Stated task: Repeat each record below exactly as given.

━━ Exercise input

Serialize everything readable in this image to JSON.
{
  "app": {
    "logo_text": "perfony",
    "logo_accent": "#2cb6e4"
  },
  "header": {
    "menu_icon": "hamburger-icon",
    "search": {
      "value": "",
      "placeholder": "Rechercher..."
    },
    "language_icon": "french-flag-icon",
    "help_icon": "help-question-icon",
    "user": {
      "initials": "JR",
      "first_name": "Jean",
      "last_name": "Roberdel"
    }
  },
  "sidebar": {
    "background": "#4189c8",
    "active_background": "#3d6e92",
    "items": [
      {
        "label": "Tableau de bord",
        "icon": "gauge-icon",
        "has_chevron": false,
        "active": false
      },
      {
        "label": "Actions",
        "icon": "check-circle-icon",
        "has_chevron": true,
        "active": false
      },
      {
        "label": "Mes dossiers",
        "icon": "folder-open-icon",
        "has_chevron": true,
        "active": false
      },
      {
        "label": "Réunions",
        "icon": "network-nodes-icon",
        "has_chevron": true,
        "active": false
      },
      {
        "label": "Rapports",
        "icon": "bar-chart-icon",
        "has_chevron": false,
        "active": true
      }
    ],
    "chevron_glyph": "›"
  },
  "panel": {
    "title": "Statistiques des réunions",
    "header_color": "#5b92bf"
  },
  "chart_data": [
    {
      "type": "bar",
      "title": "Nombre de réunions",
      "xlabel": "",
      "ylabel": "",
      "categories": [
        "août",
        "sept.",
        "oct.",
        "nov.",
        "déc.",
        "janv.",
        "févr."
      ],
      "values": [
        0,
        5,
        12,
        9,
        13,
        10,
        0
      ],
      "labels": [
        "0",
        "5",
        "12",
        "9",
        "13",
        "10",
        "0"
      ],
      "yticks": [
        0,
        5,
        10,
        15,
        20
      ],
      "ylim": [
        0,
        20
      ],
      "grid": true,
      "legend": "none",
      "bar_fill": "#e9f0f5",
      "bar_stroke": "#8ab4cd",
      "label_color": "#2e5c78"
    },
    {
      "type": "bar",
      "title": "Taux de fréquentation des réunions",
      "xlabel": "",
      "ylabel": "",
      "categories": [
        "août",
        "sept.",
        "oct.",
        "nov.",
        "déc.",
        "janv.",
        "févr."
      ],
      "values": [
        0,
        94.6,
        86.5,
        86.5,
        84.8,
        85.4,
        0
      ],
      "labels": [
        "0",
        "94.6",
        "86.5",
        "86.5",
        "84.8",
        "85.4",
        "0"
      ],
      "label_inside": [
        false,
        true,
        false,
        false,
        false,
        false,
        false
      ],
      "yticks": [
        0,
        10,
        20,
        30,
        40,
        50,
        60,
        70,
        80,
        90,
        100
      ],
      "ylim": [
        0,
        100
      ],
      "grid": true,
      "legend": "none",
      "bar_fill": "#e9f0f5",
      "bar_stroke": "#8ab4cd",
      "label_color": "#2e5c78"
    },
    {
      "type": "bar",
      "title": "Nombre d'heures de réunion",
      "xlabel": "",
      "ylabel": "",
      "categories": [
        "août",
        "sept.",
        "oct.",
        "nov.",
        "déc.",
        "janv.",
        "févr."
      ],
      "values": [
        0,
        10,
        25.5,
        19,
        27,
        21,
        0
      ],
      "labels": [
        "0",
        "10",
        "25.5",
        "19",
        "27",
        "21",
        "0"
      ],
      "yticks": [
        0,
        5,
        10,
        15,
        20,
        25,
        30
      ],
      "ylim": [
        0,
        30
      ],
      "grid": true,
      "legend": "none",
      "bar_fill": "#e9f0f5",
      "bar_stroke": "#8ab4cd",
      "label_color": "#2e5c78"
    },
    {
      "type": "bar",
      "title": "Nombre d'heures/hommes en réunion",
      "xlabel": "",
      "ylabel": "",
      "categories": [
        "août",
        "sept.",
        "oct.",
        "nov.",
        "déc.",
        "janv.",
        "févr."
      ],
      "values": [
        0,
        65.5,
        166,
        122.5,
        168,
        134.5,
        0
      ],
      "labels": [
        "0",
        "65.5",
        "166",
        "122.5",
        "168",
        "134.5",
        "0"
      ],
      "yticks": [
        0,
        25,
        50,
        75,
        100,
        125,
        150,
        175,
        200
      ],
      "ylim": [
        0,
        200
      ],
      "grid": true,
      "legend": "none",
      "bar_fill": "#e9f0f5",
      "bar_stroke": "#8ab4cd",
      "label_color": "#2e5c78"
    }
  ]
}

━━━━

Written answer:
Serialize everything readable in this image to JSON.
{
  "app": {
    "logo_text": "perfony",
    "logo_accent": "#2cb6e4"
  },
  "header": {
    "menu_icon": "hamburger-icon",
    "search": {
      "value": "",
      "placeholder": "Rechercher..."
    },
    "language_icon": "french-flag-icon",
    "help_icon": "help-question-icon",
    "user": {
      "initials": "JR",
      "first_name": "Jean",
      "last_name": "Roberdel"
    }
  },
  "sidebar": {
    "background": "#4189c8",
    "active_background": "#3d6e92",
    "items": [
      {
        "label": "Tableau de bord",
        "icon": "gauge-icon",
        "has_chevron": false,
        "active": false
      },
      {
        "label": "Actions",
        "icon": "check-circle-icon",
        "has_chevron": true,
        "active": false
      },
      {
        "label": "Mes dossiers",
        "icon": "folder-open-icon",
        "has_chevron": true,
        "active": false
      },
      {
        "label": "Réunions",
        "icon": "network-nodes-icon",
        "has_chevron": true,
        "active": false
      },
      {
        "label": "Rapports",
        "icon": "bar-chart-icon",
        "has_chevron": false,
        "active": true
      }
    ],
    "chevron_glyph": "›"
  },
  "panel": {
    "title": "Statistiques des réunions",
    "header_color": "#5b92bf"
  },
  "chart_data": [
    {
      "type": "bar",
      "title": "Nombre de réunions",
      "xlabel": "",
      "ylabel": "",
      "categories": [
        "août",
        "sept.",
        "oct.",
        "nov.",
        "déc.",
        "janv.",
        "févr."
      ],
      "values": [
        0,
        5,
        12,
        9,
        13,
        10,
        0
      ],
      "labels": [
        "0",
        "5",
        "12",
        "9",
        "13",
        "10",
        "0"
      ],
      "yticks": [
        0,
        5,
        10,
        15,
        20
      ],
      "ylim": [
        0,
        20
      ],
      "grid": true,
      "legend": "none",
      "bar_fill": "#e9f0f5",
      "bar_stroke": "#8ab4cd",
      "label_color": "#2e5c78"
    },
    {
      "type": "bar",
      "title": "Taux de fréquentation des réunions",
      "xlabel": "",
      "ylabel": "",
      "categories": [
        "août",
        "sept.",
        "oct.",
        "nov.",
        "déc.",
        "janv.",
        "févr."
      ],
      "values": [
        0,
        94.6,
        86.5,
        86.5,
        84.8,
        85.4,
        0
      ],
      "labels": [
        "0",
        "94.6",
        "86.5",
        "86.5",
        "84.8",
        "85.4",
        "0"
      ],
      "label_inside": [
        false,
        true,
        false,
        false,
        false,
        false,
        false
      ],
      "yticks": [
        0,
        10,
        20,
        30,
        40,
        50,
        60,
        70,
        80,
        90,
        100
      ],
      "ylim": [
        0,
        100
      ],
      "grid": true,
      "legend": "none",
      "bar_fill": "#e9f0f5",
      "bar_stroke": "#8ab4cd",
      "label_color": "#2e5c78"
    },
    {
      "type": "bar",
      "title": "Nombre d'heures de réunion",
      "xlabel": "",
      "ylabel": "",
      "categories": [
        "août",
        "sept.",
        "oct.",
        "nov.",
        "déc.",
        "janv.",
        "févr."
      ],
      "values": [
        0,
        10,
        25.5,
        19,
        27,
        21,
        0
      ],
      "labels": [
        "0",
        "10",
        "25.5",
        "19",
        "27",
        "21",
        "0"
      ],
      "yticks": [
        0,
        5,
        10,
        15,
        20,
        25,
        30
      ],
      "ylim": [
        0,
        30
      ],
      "grid": true,
      "legend": "none",
      "bar_fill": "#e9f0f5",
      "bar_stroke": "#8ab4cd",
      "label_color": "#2e5c78"
    },
    {
      "type": "bar",
      "title": "Nombre d'heures/hommes en réunion",
      "xlabel": "",
      "ylabel": "",
      "categories": [
        "août",
        "sept.",
        "oct.",
        "nov.",
        "déc.",
        "janv.",
        "févr."
      ],
      "values": [
        0,
        65.5,
        166,
        122.5,
        168,
        134.5,
        0
      ],
      "labels": [
        "0",
        "65.5",
        "166",
        "122.5",
        "168",
        "134.5",
        "0"
      ],
      "yticks": [
        0,
        25,
        50,
        75,
        100,
        125,
        150,
        175,
        200
      ],
      "ylim": [
        0,
        200
      ],
      "grid": true,
      "legend": "none",
      "bar_fill": "#e9f0f5",
      "bar_stroke": "#8ab4cd",
      "label_color": "#2e5c78"
    }
  ]
}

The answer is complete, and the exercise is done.